> **TASK PROMPT**: In the entries that follow, how many lines contain the word "pensée"? Answer with the number only.

(Recorded data)
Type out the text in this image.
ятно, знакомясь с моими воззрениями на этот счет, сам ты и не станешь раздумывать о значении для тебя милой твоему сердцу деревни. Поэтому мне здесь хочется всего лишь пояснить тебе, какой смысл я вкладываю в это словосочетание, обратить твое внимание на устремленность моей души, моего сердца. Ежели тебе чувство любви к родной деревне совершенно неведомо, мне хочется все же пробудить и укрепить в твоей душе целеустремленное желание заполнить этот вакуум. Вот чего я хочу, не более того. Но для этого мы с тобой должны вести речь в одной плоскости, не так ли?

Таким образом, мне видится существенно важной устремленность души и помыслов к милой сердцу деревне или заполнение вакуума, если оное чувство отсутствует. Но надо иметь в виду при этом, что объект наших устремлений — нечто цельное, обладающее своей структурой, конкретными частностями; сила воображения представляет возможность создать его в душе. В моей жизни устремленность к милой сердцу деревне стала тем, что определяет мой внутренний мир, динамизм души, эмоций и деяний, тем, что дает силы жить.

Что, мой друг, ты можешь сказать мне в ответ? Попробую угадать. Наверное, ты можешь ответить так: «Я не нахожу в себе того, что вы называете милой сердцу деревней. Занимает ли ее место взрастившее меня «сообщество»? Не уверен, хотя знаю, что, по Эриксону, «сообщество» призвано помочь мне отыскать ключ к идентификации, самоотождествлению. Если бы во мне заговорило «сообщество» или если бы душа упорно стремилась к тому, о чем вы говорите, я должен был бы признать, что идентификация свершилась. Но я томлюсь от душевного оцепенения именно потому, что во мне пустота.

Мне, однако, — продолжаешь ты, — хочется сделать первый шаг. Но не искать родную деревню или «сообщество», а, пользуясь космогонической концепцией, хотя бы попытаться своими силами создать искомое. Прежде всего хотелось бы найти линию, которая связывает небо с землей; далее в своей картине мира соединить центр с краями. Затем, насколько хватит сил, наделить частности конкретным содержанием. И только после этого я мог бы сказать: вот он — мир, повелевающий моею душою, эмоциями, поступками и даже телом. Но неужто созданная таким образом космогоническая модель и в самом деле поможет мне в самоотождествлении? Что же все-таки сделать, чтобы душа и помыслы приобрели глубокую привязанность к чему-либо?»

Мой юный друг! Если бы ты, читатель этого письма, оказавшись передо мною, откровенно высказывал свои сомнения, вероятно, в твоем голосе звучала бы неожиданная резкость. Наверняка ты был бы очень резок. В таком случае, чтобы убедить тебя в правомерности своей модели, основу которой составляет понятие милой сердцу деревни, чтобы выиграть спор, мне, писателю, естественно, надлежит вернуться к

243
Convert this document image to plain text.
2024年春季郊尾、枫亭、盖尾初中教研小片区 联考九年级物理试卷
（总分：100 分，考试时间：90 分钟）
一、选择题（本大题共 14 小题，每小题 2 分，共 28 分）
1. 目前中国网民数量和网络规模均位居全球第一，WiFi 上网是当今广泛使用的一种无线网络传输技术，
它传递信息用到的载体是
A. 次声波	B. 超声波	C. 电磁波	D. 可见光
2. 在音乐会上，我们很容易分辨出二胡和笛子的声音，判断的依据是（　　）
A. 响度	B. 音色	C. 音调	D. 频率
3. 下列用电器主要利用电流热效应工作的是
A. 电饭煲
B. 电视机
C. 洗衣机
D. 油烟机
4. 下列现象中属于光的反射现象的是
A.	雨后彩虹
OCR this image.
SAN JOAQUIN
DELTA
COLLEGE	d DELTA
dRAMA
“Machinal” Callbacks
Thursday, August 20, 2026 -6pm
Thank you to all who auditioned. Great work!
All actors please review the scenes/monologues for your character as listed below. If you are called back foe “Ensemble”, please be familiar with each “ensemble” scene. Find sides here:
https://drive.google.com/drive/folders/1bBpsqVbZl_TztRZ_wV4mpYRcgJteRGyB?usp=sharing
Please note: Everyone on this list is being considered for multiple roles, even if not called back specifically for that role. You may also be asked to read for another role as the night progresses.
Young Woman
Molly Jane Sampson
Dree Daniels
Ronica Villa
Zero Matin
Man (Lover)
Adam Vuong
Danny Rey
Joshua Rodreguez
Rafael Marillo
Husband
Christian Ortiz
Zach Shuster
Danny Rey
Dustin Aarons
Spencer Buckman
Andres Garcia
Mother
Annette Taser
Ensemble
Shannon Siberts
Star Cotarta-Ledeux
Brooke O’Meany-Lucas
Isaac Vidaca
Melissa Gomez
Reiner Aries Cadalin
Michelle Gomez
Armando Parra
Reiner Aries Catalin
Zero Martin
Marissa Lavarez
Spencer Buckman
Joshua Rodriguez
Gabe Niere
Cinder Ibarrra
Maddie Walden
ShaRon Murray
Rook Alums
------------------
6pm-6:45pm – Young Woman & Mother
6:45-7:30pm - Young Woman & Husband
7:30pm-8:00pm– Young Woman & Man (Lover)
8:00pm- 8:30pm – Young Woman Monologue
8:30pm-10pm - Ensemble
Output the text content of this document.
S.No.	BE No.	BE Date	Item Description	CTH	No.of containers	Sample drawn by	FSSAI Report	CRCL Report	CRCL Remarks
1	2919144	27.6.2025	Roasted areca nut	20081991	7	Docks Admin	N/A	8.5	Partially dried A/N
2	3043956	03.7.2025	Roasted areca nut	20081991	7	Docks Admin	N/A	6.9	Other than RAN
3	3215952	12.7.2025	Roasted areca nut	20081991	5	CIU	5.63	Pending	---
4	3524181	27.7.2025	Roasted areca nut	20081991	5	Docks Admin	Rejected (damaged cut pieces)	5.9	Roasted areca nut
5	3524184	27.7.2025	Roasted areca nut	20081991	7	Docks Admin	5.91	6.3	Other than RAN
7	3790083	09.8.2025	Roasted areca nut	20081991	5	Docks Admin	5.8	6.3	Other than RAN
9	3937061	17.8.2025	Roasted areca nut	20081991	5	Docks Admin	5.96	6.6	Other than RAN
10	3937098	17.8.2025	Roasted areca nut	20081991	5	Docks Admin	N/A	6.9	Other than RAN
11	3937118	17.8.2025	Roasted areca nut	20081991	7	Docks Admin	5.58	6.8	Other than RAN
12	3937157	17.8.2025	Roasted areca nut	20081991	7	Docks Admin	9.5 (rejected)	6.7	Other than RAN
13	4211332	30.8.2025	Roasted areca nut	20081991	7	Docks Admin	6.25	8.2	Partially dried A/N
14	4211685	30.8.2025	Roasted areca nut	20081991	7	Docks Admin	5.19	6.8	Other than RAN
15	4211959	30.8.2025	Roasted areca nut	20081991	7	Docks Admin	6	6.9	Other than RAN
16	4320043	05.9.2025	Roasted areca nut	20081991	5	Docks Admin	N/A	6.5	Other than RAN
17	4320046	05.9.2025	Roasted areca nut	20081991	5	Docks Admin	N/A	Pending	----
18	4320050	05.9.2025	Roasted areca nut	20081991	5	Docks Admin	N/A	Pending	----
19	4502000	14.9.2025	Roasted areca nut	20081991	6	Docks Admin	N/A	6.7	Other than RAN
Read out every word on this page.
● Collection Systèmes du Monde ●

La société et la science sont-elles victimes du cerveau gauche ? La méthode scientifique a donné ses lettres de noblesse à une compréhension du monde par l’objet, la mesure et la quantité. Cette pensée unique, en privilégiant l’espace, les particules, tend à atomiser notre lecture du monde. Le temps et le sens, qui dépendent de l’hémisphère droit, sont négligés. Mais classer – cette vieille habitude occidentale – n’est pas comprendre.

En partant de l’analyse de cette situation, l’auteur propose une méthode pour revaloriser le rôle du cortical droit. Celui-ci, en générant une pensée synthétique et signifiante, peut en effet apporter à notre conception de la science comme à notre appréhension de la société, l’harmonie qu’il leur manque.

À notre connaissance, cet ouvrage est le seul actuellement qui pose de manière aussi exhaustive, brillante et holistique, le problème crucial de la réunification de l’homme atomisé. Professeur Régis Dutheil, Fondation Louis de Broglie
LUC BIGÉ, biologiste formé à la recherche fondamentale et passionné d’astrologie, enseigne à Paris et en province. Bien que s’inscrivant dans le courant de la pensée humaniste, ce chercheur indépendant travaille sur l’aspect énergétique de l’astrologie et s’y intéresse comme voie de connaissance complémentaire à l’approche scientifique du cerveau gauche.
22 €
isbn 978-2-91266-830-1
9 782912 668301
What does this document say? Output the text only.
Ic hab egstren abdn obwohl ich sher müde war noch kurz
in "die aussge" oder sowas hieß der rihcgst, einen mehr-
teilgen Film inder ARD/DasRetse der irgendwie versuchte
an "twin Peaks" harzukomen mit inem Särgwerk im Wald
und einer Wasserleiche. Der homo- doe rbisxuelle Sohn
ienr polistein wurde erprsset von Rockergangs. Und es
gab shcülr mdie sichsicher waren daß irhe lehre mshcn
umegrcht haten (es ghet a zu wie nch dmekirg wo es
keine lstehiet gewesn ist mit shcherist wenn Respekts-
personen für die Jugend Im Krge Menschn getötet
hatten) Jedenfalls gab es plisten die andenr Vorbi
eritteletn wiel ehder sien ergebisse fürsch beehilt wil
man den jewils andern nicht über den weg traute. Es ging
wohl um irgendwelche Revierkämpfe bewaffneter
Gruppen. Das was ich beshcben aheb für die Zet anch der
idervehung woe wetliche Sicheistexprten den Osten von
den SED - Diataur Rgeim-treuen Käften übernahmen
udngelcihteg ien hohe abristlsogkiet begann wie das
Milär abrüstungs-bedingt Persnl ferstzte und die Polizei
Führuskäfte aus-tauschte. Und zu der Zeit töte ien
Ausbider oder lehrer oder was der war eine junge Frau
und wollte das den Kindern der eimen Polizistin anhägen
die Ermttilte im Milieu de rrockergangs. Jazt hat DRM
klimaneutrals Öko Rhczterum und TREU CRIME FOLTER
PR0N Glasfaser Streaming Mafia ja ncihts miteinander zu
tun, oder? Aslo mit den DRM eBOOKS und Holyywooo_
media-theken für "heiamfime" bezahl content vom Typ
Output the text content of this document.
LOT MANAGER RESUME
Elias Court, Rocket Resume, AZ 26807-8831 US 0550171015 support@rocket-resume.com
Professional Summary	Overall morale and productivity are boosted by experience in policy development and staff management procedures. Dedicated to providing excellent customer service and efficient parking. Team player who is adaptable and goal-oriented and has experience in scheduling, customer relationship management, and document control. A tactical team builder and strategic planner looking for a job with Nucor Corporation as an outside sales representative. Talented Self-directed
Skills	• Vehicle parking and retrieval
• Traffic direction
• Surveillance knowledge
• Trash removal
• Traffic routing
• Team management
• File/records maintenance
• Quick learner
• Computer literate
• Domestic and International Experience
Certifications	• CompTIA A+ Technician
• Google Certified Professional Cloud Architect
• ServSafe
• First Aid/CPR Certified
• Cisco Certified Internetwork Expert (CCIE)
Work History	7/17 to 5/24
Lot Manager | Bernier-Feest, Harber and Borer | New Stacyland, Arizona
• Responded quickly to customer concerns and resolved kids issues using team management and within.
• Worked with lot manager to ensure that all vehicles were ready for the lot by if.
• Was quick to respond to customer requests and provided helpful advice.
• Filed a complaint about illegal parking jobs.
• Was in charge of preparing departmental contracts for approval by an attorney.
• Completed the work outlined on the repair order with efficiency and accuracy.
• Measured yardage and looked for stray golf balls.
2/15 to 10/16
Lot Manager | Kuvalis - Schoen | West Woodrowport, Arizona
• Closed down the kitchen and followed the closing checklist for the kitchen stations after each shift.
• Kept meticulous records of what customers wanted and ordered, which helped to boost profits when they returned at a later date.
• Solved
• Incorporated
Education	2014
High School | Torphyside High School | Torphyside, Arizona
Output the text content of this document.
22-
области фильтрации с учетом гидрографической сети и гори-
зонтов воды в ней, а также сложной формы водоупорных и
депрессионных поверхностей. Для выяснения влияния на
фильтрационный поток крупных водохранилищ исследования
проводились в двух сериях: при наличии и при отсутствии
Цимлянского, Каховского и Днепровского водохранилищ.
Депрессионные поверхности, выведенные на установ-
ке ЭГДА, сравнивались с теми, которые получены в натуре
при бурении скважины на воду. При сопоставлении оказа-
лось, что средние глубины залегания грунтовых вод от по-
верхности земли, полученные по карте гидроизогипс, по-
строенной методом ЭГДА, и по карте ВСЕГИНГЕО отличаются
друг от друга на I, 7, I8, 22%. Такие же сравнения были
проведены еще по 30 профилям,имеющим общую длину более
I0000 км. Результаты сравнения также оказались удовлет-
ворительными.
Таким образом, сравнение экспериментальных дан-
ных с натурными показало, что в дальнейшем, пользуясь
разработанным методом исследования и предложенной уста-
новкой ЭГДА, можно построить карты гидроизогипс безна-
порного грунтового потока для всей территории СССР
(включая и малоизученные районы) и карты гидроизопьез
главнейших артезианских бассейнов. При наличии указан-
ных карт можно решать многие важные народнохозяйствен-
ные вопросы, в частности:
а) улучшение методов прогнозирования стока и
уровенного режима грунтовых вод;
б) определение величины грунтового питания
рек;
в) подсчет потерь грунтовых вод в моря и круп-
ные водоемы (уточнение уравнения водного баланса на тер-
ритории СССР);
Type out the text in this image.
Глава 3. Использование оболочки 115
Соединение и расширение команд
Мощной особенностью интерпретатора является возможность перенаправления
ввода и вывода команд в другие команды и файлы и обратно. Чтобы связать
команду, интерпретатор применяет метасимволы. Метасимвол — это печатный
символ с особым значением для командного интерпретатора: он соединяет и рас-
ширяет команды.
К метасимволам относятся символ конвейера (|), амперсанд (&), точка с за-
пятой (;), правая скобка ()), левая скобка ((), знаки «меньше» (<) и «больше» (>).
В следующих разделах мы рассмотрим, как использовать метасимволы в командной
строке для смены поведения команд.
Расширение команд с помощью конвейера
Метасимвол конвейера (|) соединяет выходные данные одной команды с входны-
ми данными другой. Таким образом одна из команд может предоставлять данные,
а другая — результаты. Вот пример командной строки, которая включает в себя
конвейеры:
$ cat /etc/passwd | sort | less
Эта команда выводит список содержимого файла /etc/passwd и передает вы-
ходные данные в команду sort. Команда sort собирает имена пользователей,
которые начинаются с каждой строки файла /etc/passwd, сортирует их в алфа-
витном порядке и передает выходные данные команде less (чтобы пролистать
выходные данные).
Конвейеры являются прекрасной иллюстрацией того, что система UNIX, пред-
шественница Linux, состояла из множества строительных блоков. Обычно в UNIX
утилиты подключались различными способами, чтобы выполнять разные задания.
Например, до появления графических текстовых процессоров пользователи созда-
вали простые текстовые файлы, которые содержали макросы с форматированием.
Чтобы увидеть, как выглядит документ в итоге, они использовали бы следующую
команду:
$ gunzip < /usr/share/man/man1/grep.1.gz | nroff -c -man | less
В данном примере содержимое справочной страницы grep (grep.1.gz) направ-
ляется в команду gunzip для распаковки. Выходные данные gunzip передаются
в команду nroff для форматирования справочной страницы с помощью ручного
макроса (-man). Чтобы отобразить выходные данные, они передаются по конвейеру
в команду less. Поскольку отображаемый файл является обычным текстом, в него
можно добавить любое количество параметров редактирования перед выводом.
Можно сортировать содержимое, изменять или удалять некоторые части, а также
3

> **EXERCISE OUTPUT**: 3